• [REQUIREMENT] Copy out the material below in full, but not its images.
--
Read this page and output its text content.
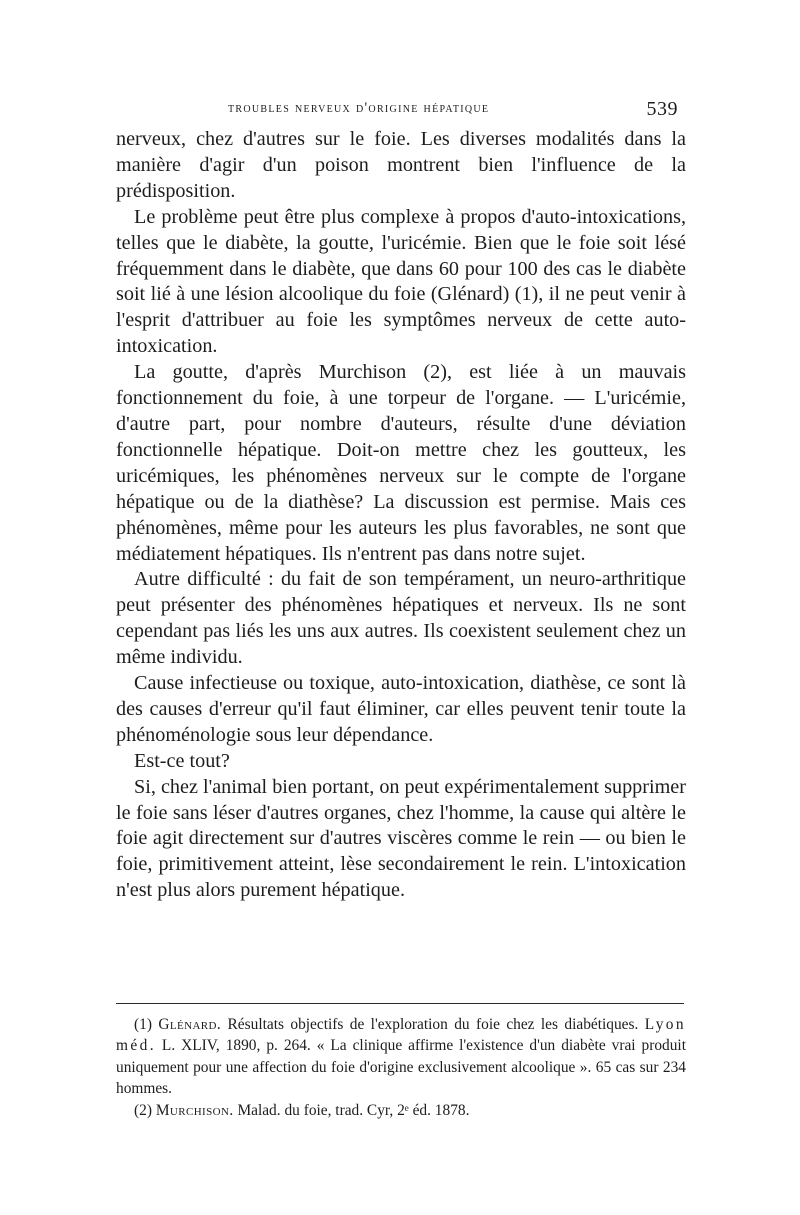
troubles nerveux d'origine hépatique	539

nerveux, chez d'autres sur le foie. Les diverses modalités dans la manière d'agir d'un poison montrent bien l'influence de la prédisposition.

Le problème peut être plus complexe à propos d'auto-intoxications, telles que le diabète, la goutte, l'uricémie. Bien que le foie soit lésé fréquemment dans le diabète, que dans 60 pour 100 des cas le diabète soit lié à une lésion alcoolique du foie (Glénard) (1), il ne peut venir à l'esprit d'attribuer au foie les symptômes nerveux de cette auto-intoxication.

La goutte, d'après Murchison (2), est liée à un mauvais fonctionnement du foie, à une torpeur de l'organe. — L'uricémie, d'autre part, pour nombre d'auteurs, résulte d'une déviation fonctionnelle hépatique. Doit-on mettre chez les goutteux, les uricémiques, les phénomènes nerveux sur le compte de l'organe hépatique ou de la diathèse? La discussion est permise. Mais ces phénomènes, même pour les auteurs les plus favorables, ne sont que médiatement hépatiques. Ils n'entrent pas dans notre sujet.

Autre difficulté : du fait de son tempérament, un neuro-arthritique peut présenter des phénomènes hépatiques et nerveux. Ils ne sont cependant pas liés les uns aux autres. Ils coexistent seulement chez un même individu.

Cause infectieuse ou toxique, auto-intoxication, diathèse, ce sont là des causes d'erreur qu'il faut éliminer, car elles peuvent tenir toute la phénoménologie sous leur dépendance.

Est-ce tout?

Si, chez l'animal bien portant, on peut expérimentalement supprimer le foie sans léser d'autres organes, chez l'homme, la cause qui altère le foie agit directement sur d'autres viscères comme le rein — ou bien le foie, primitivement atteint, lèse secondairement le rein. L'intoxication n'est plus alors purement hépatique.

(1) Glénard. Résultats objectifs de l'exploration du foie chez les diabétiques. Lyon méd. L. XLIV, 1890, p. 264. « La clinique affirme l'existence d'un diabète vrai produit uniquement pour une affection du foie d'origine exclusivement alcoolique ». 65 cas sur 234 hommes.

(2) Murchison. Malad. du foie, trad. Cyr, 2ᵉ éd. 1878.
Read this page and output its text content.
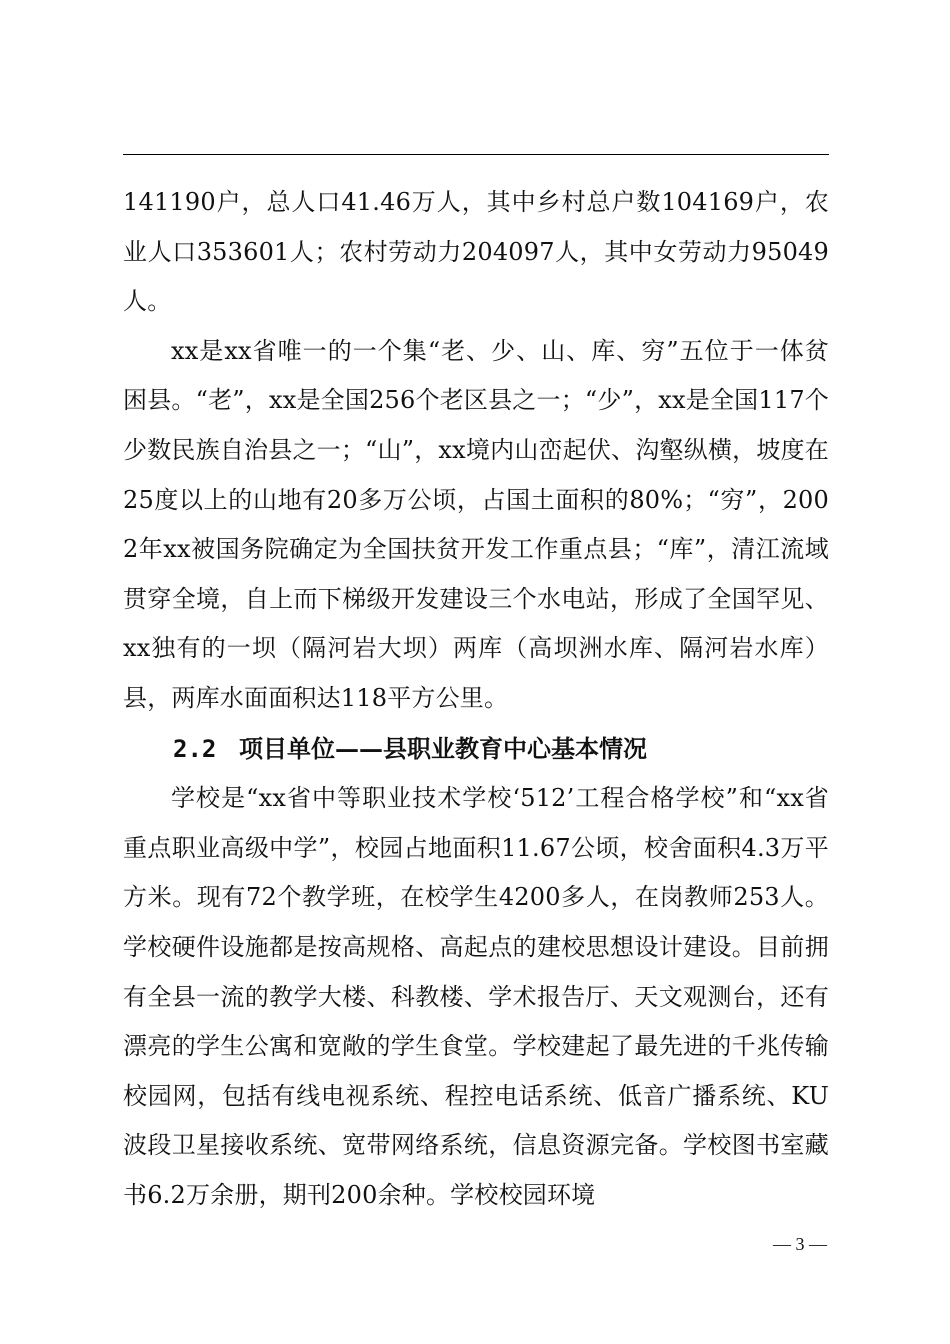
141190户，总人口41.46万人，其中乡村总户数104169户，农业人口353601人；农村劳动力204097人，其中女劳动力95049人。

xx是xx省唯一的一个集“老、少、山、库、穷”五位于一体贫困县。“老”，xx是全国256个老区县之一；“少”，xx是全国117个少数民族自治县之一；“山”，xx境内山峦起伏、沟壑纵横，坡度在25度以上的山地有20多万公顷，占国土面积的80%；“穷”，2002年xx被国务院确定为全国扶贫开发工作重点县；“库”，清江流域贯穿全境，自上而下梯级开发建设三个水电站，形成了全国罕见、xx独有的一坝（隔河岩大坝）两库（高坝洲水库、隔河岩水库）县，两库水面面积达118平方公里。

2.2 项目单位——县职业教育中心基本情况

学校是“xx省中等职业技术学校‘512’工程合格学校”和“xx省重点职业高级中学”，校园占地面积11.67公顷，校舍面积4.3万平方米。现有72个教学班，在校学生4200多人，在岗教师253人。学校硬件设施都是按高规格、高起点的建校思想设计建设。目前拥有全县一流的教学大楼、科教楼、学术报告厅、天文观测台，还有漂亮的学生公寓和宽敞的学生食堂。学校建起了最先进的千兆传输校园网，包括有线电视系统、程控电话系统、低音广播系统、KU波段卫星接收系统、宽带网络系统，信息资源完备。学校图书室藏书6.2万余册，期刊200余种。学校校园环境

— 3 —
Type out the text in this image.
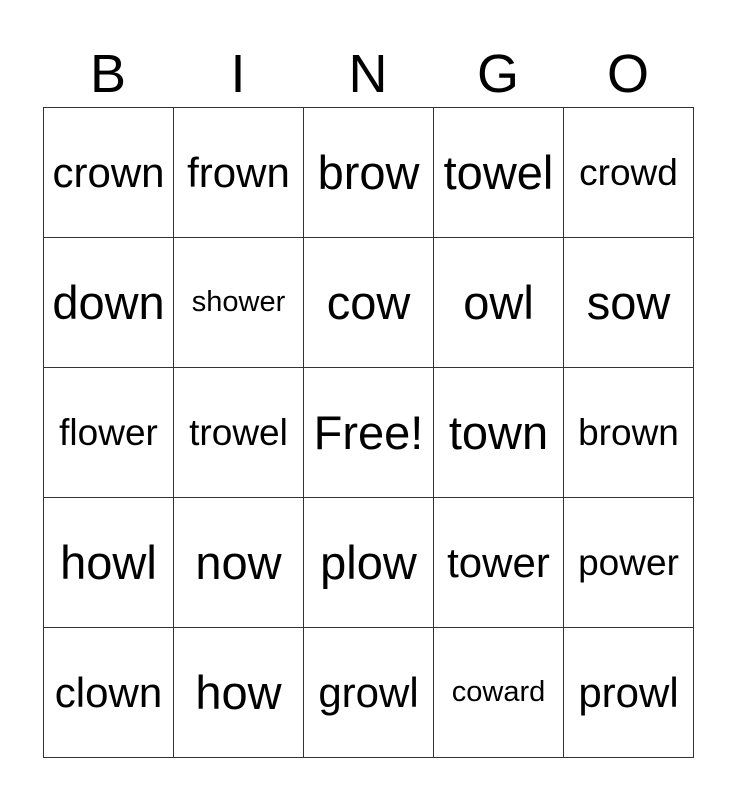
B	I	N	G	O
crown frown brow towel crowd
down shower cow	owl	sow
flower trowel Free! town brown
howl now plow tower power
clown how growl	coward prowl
--
• [SOLUTION FOR THIS EXERCISE]
Read this page and output its text content.
troubles nerveux d'origine hépatique	539

nerveux, chez d'autres sur le foie. Les diverses modalités dans la manière d'agir d'un poison montrent bien l'influence de la prédisposition.

Le problème peut être plus complexe à propos d'auto-intoxications, telles que le diabète, la goutte, l'uricémie. Bien que le foie soit lésé fréquemment dans le diabète, que dans 60 pour 100 des cas le diabète soit lié à une lésion alcoolique du foie (Glénard) (1), il ne peut venir à l'esprit d'attribuer au foie les symptômes nerveux de cette auto-intoxication.

La goutte, d'après Murchison (2), est liée à un mauvais fonctionnement du foie, à une torpeur de l'organe. — L'uricémie, d'autre part, pour nombre d'auteurs, résulte d'une déviation fonctionnelle hépatique. Doit-on mettre chez les goutteux, les uricémiques, les phénomènes nerveux sur le compte de l'organe hépatique ou de la diathèse? La discussion est permise. Mais ces phénomènes, même pour les auteurs les plus favorables, ne sont que médiatement hépatiques. Ils n'entrent pas dans notre sujet.

Autre difficulté : du fait de son tempérament, un neuro-arthritique peut présenter des phénomènes hépatiques et nerveux. Ils ne sont cependant pas liés les uns aux autres. Ils coexistent seulement chez un même individu.

Cause infectieuse ou toxique, auto-intoxication, diathèse, ce sont là des causes d'erreur qu'il faut éliminer, car elles peuvent tenir toute la phénoménologie sous leur dépendance.

Est-ce tout?

Si, chez l'animal bien portant, on peut expérimentalement supprimer le foie sans léser d'autres organes, chez l'homme, la cause qui altère le foie agit directement sur d'autres viscères comme le rein — ou bien le foie, primitivement atteint, lèse secondairement le rein. L'intoxication n'est plus alors purement hépatique.

(1) Glénard. Résultats objectifs de l'exploration du foie chez les diabétiques. Lyon méd. L. XLIV, 1890, p. 264. « La clinique affirme l'existence d'un diabète vrai produit uniquement pour une affection du foie d'origine exclusivement alcoolique ». 65 cas sur 234 hommes.

(2) Murchison. Malad. du foie, trad. Cyr, 2ᵉ éd. 1878.
Read this page and output its text content.
141190户，总人口41.46万人，其中乡村总户数104169户，农业人口353601人；农村劳动力204097人，其中女劳动力95049人。

xx是xx省唯一的一个集“老、少、山、库、穷”五位于一体贫困县。“老”，xx是全国256个老区县之一；“少”，xx是全国117个少数民族自治县之一；“山”，xx境内山峦起伏、沟壑纵横，坡度在25度以上的山地有20多万公顷，占国土面积的80%；“穷”，2002年xx被国务院确定为全国扶贫开发工作重点县；“库”，清江流域贯穿全境，自上而下梯级开发建设三个水电站，形成了全国罕见、xx独有的一坝（隔河岩大坝）两库（高坝洲水库、隔河岩水库）县，两库水面面积达118平方公里。

2.2 项目单位——县职业教育中心基本情况

学校是“xx省中等职业技术学校‘512’工程合格学校”和“xx省重点职业高级中学”，校园占地面积11.67公顷，校舍面积4.3万平方米。现有72个教学班，在校学生4200多人，在岗教师253人。学校硬件设施都是按高规格、高起点的建校思想设计建设。目前拥有全县一流的教学大楼、科教楼、学术报告厅、天文观测台，还有漂亮的学生公寓和宽敞的学生食堂。学校建起了最先进的千兆传输校园网，包括有线电视系统、程控电话系统、低音广播系统、KU波段卫星接收系统、宽带网络系统，信息资源完备。学校图书室藏书6.2万余册，期刊200余种。学校校园环境

— 3 —
Type out the text in this image.
B	I	N	G	O
crown frown brow towel crowd
down shower cow	owl	sow
flower trowel Free! town brown
howl now plow tower power
clown how growl	coward prowl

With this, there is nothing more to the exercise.